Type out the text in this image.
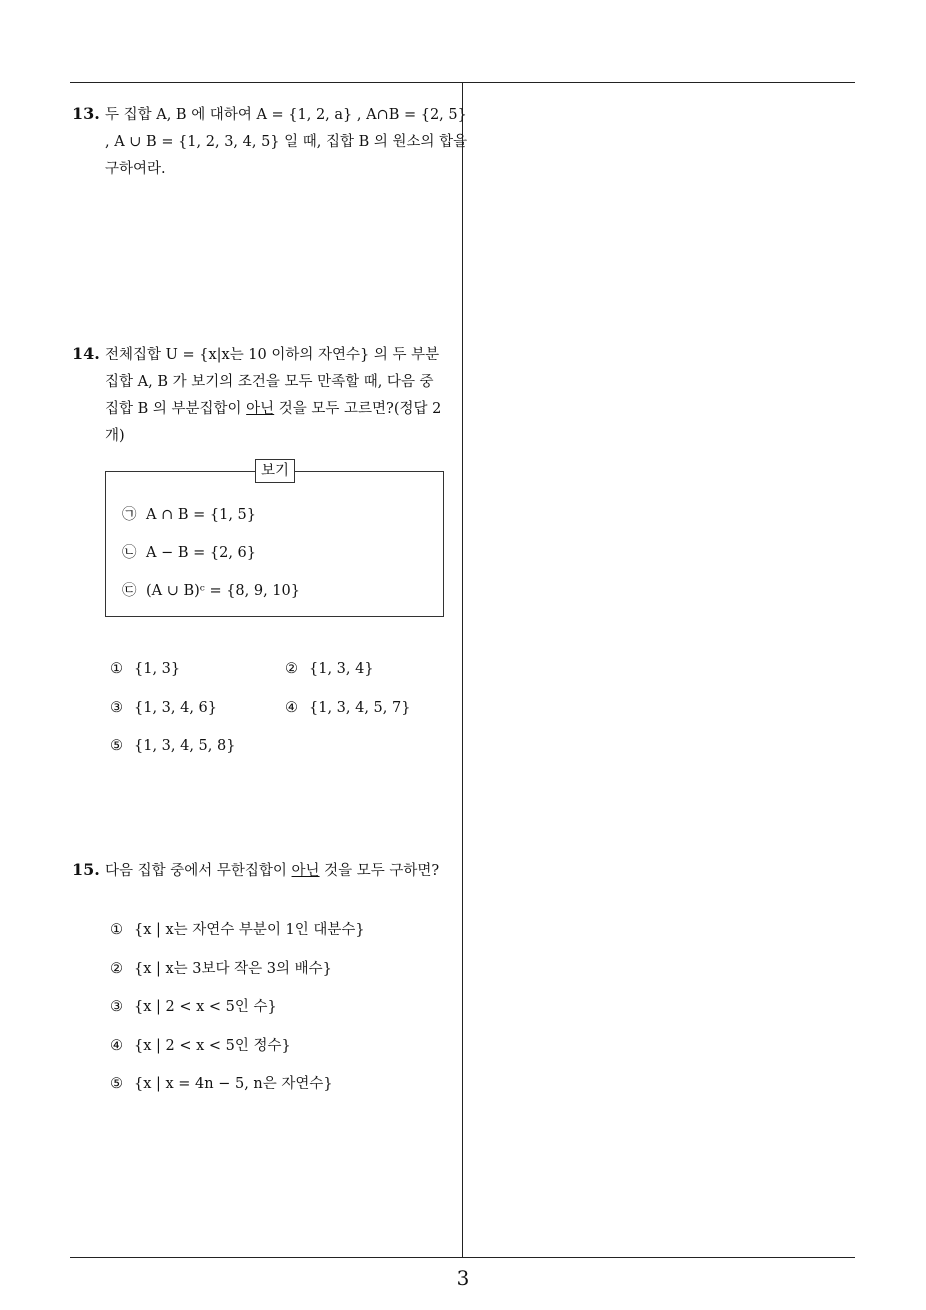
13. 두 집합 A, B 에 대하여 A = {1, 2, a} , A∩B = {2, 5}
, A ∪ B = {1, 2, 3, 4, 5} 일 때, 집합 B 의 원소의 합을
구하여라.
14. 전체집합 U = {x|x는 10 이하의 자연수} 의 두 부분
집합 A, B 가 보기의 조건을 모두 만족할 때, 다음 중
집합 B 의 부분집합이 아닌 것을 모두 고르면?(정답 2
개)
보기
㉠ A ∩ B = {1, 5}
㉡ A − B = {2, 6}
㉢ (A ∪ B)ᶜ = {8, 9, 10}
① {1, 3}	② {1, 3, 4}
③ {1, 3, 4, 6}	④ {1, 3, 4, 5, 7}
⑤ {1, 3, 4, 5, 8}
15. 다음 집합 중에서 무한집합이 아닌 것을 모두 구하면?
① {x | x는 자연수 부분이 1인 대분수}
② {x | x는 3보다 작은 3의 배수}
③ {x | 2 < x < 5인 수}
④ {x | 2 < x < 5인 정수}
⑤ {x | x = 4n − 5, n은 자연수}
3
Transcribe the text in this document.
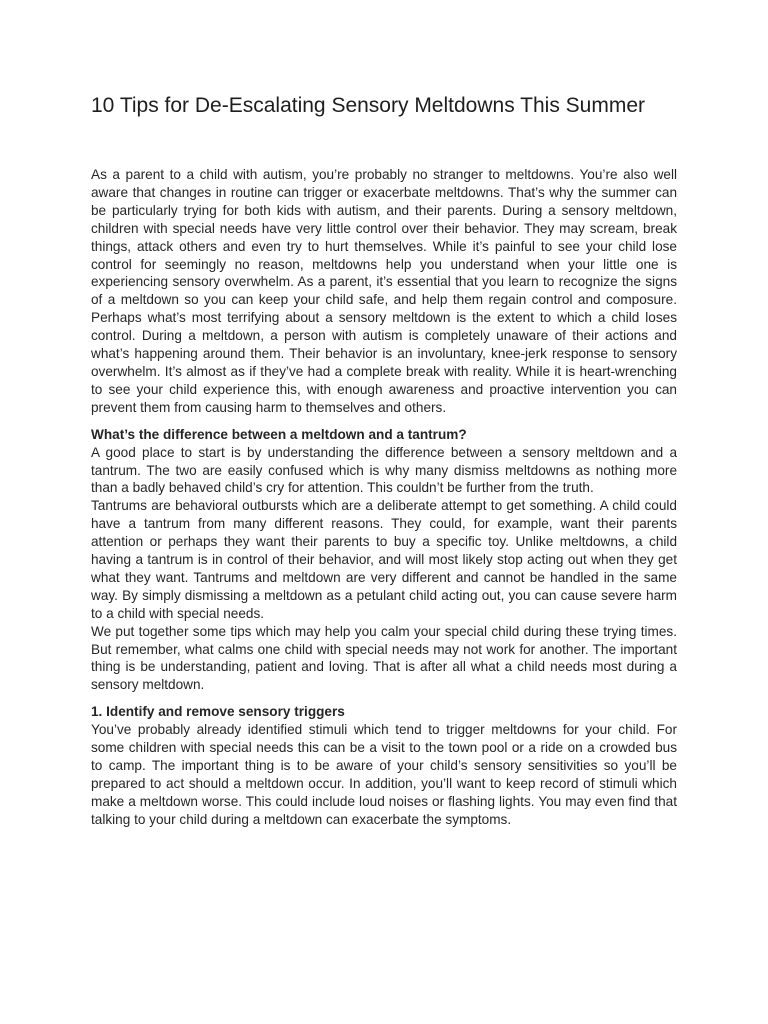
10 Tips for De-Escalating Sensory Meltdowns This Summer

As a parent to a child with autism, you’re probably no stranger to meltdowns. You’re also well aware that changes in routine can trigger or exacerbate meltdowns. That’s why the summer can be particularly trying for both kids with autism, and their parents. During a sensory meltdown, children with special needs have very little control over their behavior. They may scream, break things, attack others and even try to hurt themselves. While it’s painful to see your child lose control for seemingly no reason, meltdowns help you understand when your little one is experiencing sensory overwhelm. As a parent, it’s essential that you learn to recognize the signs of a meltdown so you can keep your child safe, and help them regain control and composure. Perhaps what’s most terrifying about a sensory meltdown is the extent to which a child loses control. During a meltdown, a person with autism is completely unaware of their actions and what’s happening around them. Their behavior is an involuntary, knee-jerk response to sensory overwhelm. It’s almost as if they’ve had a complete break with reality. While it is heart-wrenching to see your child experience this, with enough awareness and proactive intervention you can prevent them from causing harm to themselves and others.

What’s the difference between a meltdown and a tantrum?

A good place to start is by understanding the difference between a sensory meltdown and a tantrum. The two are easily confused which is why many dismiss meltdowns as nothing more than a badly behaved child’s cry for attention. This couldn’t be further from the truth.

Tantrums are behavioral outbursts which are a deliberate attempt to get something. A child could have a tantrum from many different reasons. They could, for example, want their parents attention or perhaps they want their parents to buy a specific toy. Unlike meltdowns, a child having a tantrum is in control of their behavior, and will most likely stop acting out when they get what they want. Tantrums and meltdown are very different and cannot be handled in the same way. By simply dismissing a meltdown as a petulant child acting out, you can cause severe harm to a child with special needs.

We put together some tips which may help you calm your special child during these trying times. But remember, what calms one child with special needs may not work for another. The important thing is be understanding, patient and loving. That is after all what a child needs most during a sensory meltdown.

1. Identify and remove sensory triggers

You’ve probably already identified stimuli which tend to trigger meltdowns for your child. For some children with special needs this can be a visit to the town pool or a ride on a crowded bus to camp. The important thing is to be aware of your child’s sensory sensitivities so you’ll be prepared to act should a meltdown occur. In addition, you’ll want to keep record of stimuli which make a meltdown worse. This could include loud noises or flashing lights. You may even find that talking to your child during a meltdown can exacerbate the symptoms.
□ □ □
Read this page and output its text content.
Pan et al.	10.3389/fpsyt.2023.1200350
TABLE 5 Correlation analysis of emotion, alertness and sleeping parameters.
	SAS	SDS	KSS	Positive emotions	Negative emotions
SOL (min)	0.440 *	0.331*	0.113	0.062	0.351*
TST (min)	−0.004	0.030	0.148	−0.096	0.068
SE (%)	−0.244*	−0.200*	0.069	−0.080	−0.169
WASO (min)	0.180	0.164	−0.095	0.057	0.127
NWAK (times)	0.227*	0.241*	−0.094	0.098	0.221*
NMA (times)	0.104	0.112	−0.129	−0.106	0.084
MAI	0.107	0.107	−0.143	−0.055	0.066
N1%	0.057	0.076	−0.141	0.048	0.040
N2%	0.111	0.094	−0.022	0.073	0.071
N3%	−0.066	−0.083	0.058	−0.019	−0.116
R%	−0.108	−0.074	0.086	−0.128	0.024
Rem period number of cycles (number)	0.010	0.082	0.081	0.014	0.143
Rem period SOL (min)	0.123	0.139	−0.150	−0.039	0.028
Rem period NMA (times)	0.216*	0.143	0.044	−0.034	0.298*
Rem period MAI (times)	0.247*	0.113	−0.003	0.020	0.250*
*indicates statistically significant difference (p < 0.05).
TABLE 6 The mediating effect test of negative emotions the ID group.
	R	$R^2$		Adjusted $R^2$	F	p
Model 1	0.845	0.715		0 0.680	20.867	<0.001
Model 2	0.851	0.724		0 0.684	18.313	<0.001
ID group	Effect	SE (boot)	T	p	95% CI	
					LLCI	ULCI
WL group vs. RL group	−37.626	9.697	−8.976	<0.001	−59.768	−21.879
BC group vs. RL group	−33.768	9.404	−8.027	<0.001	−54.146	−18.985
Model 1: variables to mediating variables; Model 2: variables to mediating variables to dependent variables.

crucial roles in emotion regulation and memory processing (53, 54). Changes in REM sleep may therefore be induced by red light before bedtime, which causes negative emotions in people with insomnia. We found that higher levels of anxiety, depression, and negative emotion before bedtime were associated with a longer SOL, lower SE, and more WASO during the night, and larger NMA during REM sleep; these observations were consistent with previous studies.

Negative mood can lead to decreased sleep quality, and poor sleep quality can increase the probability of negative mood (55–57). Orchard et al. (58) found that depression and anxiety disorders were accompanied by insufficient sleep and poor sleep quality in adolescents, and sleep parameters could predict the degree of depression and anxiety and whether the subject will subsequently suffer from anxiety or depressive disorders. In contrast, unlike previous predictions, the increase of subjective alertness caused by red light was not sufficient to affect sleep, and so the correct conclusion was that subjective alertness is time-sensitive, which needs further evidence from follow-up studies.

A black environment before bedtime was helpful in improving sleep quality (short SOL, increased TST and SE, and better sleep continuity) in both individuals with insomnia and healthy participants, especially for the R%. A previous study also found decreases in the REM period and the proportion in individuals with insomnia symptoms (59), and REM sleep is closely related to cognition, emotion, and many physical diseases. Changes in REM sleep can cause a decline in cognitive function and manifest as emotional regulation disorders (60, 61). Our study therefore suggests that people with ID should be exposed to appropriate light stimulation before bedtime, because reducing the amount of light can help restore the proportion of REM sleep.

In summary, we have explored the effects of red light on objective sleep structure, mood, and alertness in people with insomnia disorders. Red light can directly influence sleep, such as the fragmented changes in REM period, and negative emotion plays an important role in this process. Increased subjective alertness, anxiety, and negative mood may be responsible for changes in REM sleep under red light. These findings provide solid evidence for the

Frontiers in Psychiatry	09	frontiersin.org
□ □ □
» **EXERCISE GOAL**
Show all lines from the records above where the word "TABLE" occurs.

» **THE SOLUTION**
TABLE 5 Correlation analysis of emotion, alertness and sleeping parameters.
TABLE 6 The mediating effect test of negative emotions the ID group.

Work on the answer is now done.